-- START OF Input rows --
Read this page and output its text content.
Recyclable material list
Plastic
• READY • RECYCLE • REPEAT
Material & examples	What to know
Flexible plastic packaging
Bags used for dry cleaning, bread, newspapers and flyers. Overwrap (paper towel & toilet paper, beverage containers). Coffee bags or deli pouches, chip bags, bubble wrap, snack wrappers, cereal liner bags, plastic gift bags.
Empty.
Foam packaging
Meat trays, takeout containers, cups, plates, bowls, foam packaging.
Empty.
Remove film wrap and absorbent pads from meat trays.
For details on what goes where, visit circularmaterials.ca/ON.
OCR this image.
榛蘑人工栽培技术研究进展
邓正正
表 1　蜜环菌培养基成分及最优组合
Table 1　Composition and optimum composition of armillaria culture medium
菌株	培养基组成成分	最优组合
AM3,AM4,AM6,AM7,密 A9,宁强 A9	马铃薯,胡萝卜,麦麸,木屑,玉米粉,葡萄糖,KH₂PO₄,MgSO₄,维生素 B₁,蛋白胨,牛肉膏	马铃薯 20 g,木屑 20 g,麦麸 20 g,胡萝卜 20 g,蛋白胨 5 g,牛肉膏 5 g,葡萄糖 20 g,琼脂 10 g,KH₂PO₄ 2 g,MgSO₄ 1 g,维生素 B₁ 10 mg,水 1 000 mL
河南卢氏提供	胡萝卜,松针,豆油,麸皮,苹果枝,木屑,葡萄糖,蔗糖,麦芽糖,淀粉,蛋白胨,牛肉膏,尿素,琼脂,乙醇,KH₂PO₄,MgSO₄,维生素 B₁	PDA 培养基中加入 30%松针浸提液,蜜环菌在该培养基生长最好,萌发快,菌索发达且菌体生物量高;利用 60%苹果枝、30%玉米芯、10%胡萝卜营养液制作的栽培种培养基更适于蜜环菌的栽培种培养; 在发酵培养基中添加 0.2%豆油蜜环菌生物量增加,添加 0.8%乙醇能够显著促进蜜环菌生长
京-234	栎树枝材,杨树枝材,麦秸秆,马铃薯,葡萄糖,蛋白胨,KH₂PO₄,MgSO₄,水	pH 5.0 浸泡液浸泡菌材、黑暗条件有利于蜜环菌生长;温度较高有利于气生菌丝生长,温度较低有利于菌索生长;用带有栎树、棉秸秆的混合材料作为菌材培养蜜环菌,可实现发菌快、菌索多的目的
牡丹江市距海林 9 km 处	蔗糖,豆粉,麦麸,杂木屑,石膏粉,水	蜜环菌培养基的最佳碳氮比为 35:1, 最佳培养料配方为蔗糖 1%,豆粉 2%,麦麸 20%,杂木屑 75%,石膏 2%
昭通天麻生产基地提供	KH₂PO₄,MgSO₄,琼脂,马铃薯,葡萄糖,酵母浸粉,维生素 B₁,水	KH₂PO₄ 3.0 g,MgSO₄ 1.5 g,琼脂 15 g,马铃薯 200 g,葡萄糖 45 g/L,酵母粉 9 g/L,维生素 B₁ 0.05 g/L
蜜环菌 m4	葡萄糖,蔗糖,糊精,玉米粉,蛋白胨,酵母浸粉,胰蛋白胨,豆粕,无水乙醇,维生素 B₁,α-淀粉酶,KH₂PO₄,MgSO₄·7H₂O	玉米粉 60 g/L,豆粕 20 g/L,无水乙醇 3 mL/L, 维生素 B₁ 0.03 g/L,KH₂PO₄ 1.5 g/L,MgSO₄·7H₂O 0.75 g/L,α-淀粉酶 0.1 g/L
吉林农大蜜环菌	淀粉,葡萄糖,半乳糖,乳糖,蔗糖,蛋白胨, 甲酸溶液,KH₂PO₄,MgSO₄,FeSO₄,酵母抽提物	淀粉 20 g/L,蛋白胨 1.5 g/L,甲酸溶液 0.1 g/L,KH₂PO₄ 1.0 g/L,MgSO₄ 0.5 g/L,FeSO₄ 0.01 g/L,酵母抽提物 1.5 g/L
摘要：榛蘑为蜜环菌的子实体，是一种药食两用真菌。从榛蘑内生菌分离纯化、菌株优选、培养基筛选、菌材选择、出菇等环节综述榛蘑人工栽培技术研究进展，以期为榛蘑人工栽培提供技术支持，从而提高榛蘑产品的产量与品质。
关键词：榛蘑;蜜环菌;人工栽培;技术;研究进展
-- END OF Input rows --
**Aim of the exercise**
Reproduce all of the records exactly.

**Exercise output**
Read this page and output its text content.
Recyclable material list
Plastic
• READY • RECYCLE • REPEAT
Material & examples	What to know
Flexible plastic packaging
Bags used for dry cleaning, bread, newspapers and flyers. Overwrap (paper towel & toilet paper, beverage containers). Coffee bags or deli pouches, chip bags, bubble wrap, snack wrappers, cereal liner bags, plastic gift bags.
Empty.
Foam packaging
Meat trays, takeout containers, cups, plates, bowls, foam packaging.
Empty.
Remove film wrap and absorbent pads from meat trays.
For details on what goes where, visit circularmaterials.ca/ON.
OCR this image.
榛蘑人工栽培技术研究进展
邓正正
表 1　蜜环菌培养基成分及最优组合
Table 1　Composition and optimum composition of armillaria culture medium
菌株	培养基组成成分	最优组合
AM3,AM4,AM6,AM7,密 A9,宁强 A9	马铃薯,胡萝卜,麦麸,木屑,玉米粉,葡萄糖,KH₂PO₄,MgSO₄,维生素 B₁,蛋白胨,牛肉膏	马铃薯 20 g,木屑 20 g,麦麸 20 g,胡萝卜 20 g,蛋白胨 5 g,牛肉膏 5 g,葡萄糖 20 g,琼脂 10 g,KH₂PO₄ 2 g,MgSO₄ 1 g,维生素 B₁ 10 mg,水 1 000 mL
河南卢氏提供	胡萝卜,松针,豆油,麸皮,苹果枝,木屑,葡萄糖,蔗糖,麦芽糖,淀粉,蛋白胨,牛肉膏,尿素,琼脂,乙醇,KH₂PO₄,MgSO₄,维生素 B₁	PDA 培养基中加入 30%松针浸提液,蜜环菌在该培养基生长最好,萌发快,菌索发达且菌体生物量高;利用 60%苹果枝、30%玉米芯、10%胡萝卜营养液制作的栽培种培养基更适于蜜环菌的栽培种培养; 在发酵培养基中添加 0.2%豆油蜜环菌生物量增加,添加 0.8%乙醇能够显著促进蜜环菌生长
京-234	栎树枝材,杨树枝材,麦秸秆,马铃薯,葡萄糖,蛋白胨,KH₂PO₄,MgSO₄,水	pH 5.0 浸泡液浸泡菌材、黑暗条件有利于蜜环菌生长;温度较高有利于气生菌丝生长,温度较低有利于菌索生长;用带有栎树、棉秸秆的混合材料作为菌材培养蜜环菌,可实现发菌快、菌索多的目的
牡丹江市距海林 9 km 处	蔗糖,豆粉,麦麸,杂木屑,石膏粉,水	蜜环菌培养基的最佳碳氮比为 35:1, 最佳培养料配方为蔗糖 1%,豆粉 2%,麦麸 20%,杂木屑 75%,石膏 2%
昭通天麻生产基地提供	KH₂PO₄,MgSO₄,琼脂,马铃薯,葡萄糖,酵母浸粉,维生素 B₁,水	KH₂PO₄ 3.0 g,MgSO₄ 1.5 g,琼脂 15 g,马铃薯 200 g,葡萄糖 45 g/L,酵母粉 9 g/L,维生素 B₁ 0.05 g/L
蜜环菌 m4	葡萄糖,蔗糖,糊精,玉米粉,蛋白胨,酵母浸粉,胰蛋白胨,豆粕,无水乙醇,维生素 B₁,α-淀粉酶,KH₂PO₄,MgSO₄·7H₂O	玉米粉 60 g/L,豆粕 20 g/L,无水乙醇 3 mL/L, 维生素 B₁ 0.03 g/L,KH₂PO₄ 1.5 g/L,MgSO₄·7H₂O 0.75 g/L,α-淀粉酶 0.1 g/L
吉林农大蜜环菌	淀粉,葡萄糖,半乳糖,乳糖,蔗糖,蛋白胨, 甲酸溶液,KH₂PO₄,MgSO₄,FeSO₄,酵母抽提物	淀粉 20 g/L,蛋白胨 1.5 g/L,甲酸溶液 0.1 g/L,KH₂PO₄ 1.0 g/L,MgSO₄ 0.5 g/L,FeSO₄ 0.01 g/L,酵母抽提物 1.5 g/L
摘要：榛蘑为蜜环菌的子实体，是一种药食两用真菌。从榛蘑内生菌分离纯化、菌株优选、培养基筛选、菌材选择、出菇等环节综述榛蘑人工栽培技术研究进展，以期为榛蘑人工栽培提供技术支持，从而提高榛蘑产品的产量与品质。
关键词：榛蘑;蜜环菌;人工栽培;技术;研究进展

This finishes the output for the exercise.